_Your task_
Each line below containing the word "title" needs to be shown.

--------

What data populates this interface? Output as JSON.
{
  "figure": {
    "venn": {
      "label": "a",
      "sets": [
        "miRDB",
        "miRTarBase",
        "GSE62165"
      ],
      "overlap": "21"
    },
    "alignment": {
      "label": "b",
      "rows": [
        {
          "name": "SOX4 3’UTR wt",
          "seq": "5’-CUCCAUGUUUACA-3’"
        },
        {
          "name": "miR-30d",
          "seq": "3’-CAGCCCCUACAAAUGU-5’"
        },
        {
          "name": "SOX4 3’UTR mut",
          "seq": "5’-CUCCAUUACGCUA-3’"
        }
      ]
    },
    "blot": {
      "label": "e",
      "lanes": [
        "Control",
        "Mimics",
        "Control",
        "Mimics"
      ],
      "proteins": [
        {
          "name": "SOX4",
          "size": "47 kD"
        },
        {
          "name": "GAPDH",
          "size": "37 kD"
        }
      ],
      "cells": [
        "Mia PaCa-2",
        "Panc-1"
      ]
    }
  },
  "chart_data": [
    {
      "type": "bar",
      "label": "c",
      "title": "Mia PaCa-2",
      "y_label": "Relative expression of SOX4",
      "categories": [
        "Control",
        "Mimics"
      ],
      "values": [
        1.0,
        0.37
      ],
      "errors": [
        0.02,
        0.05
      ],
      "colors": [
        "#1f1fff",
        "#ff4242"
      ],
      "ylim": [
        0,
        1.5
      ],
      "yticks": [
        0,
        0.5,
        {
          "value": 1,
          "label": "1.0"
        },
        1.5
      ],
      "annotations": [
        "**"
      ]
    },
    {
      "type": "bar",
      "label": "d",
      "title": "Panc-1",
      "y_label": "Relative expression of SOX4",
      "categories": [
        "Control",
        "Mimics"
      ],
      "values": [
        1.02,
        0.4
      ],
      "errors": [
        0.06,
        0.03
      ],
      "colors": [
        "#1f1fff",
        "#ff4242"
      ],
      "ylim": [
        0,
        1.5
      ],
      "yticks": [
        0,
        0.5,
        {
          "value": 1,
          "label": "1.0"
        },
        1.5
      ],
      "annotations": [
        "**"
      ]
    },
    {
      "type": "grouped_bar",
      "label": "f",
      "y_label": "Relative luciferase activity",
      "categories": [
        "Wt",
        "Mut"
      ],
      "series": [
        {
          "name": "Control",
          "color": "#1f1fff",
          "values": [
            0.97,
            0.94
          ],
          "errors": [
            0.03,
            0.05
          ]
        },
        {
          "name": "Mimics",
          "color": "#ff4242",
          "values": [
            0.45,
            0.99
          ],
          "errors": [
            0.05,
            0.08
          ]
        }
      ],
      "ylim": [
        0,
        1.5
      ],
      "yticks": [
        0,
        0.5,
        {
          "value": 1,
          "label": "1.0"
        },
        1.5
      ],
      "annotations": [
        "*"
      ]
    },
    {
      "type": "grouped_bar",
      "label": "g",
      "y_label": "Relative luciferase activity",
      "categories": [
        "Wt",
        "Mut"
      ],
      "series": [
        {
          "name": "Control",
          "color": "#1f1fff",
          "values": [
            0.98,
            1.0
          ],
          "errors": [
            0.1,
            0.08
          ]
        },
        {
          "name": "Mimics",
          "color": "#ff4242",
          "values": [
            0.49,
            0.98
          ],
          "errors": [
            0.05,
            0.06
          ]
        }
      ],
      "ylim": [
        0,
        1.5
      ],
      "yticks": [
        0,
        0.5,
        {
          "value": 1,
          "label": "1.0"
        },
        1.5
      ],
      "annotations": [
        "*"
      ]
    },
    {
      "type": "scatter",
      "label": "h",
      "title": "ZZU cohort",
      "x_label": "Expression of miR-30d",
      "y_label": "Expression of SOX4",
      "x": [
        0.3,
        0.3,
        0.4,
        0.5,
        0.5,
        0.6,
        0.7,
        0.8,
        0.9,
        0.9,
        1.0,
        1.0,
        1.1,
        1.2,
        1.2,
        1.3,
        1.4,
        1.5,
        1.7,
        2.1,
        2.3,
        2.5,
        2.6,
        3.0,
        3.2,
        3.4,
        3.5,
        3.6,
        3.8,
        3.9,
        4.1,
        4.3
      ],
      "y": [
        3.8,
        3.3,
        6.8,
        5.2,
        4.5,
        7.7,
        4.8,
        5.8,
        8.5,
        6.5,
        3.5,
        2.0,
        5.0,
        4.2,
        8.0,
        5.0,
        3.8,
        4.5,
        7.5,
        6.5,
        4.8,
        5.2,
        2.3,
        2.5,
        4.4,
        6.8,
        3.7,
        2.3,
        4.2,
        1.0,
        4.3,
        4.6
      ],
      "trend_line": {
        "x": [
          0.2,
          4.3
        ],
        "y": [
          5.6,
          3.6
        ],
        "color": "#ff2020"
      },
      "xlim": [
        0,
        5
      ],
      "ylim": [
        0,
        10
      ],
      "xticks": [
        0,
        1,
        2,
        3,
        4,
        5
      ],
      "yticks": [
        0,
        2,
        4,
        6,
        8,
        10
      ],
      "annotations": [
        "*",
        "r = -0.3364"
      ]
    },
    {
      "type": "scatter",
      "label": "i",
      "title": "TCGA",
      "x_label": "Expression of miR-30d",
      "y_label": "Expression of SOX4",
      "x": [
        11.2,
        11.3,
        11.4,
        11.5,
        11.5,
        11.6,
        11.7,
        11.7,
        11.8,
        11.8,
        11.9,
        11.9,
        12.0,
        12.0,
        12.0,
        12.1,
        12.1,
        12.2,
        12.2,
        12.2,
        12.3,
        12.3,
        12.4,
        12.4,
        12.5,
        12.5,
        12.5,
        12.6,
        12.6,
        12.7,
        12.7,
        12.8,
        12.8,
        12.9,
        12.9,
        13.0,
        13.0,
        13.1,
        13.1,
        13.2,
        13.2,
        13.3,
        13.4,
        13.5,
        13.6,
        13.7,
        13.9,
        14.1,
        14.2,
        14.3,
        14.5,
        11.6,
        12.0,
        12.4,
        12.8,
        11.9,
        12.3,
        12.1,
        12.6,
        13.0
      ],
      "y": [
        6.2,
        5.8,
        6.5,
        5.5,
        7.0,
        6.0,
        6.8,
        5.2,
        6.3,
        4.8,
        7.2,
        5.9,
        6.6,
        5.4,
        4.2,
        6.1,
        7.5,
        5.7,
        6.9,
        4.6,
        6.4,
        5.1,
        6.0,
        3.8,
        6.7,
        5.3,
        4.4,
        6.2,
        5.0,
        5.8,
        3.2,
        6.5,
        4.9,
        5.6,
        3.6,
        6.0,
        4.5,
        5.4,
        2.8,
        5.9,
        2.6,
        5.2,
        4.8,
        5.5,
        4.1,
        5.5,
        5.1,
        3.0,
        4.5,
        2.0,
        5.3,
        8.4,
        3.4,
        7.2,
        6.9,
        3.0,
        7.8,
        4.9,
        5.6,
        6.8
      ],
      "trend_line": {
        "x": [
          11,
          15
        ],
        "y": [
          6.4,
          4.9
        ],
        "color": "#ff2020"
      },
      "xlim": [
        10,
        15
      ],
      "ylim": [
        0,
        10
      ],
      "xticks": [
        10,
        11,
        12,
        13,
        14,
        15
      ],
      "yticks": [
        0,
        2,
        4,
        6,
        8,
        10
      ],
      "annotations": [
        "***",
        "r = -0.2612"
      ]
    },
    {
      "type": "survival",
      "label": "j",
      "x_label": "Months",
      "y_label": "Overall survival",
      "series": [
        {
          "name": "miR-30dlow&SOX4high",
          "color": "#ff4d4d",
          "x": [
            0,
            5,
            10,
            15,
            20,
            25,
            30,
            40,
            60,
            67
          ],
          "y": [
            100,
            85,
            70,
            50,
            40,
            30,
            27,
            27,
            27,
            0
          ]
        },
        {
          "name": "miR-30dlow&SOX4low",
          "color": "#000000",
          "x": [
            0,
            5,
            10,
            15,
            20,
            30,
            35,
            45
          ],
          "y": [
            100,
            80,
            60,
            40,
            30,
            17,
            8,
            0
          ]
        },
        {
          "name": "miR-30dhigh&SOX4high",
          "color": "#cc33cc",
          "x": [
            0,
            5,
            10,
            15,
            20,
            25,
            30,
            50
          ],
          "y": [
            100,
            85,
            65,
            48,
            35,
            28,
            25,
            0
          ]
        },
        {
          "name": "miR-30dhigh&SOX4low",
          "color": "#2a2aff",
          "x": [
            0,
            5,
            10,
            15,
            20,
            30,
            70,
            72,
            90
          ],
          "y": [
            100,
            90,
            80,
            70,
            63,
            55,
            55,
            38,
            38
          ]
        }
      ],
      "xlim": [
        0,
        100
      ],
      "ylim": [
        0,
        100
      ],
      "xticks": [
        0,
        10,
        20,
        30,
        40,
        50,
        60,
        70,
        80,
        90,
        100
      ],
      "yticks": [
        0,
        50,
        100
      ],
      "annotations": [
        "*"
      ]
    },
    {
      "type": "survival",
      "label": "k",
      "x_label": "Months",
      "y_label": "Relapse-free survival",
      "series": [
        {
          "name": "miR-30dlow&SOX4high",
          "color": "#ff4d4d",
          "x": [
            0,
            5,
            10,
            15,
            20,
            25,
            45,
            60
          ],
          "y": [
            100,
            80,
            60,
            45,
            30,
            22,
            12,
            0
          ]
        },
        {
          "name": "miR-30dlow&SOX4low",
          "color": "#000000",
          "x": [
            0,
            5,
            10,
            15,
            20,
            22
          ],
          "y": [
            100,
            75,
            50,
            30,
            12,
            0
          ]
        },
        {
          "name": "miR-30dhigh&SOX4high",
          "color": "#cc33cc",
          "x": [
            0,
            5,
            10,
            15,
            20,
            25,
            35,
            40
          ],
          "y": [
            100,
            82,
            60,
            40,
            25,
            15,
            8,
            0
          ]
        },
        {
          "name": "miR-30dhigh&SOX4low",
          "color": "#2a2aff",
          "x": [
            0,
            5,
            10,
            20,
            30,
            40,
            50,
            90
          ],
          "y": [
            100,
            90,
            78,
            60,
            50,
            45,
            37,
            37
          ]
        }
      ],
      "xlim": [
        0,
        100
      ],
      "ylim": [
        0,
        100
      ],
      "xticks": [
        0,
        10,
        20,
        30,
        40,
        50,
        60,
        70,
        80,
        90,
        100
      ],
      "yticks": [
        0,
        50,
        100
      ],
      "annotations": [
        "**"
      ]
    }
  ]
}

--------

_Solution to this task_
      "title": "Mia PaCa-2",
      "title": "Panc-1",
      "title": "ZZU cohort",
      "title": "TCGA",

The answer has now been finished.